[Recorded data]
=====

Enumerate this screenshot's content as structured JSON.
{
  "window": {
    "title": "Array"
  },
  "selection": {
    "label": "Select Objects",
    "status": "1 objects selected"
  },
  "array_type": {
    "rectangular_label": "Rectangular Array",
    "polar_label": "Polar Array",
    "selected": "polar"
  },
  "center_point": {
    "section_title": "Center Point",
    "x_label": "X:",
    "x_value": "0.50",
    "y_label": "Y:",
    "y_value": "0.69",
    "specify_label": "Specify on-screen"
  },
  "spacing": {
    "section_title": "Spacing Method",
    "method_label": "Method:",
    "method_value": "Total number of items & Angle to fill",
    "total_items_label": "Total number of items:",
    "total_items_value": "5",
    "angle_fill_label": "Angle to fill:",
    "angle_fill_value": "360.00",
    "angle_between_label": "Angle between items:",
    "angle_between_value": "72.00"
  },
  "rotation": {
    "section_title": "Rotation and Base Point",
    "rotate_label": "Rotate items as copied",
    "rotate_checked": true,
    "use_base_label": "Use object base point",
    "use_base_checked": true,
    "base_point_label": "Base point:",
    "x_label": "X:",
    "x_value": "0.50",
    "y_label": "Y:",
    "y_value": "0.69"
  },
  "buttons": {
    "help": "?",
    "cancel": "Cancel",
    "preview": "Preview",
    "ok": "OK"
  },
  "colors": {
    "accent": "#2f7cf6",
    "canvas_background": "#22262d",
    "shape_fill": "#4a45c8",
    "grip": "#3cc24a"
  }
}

=====

» **What needs to be done**: Write out the entries above word for word.

» **Output below**:
Enumerate this screenshot's content as structured JSON.
{
  "window": {
    "title": "Array"
  },
  "selection": {
    "label": "Select Objects",
    "status": "1 objects selected"
  },
  "array_type": {
    "rectangular_label": "Rectangular Array",
    "polar_label": "Polar Array",
    "selected": "polar"
  },
  "center_point": {
    "section_title": "Center Point",
    "x_label": "X:",
    "x_value": "0.50",
    "y_label": "Y:",
    "y_value": "0.69",
    "specify_label": "Specify on-screen"
  },
  "spacing": {
    "section_title": "Spacing Method",
    "method_label": "Method:",
    "method_value": "Total number of items & Angle to fill",
    "total_items_label": "Total number of items:",
    "total_items_value": "5",
    "angle_fill_label": "Angle to fill:",
    "angle_fill_value": "360.00",
    "angle_between_label": "Angle between items:",
    "angle_between_value": "72.00"
  },
  "rotation": {
    "section_title": "Rotation and Base Point",
    "rotate_label": "Rotate items as copied",
    "rotate_checked": true,
    "use_base_label": "Use object base point",
    "use_base_checked": true,
    "base_point_label": "Base point:",
    "x_label": "X:",
    "x_value": "0.50",
    "y_label": "Y:",
    "y_value": "0.69"
  },
  "buttons": {
    "help": "?",
    "cancel": "Cancel",
    "preview": "Preview",
    "ok": "OK"
  },
  "colors": {
    "accent": "#2f7cf6",
    "canvas_background": "#22262d",
    "shape_fill": "#4a45c8",
    "grip": "#3cc24a"
  }
}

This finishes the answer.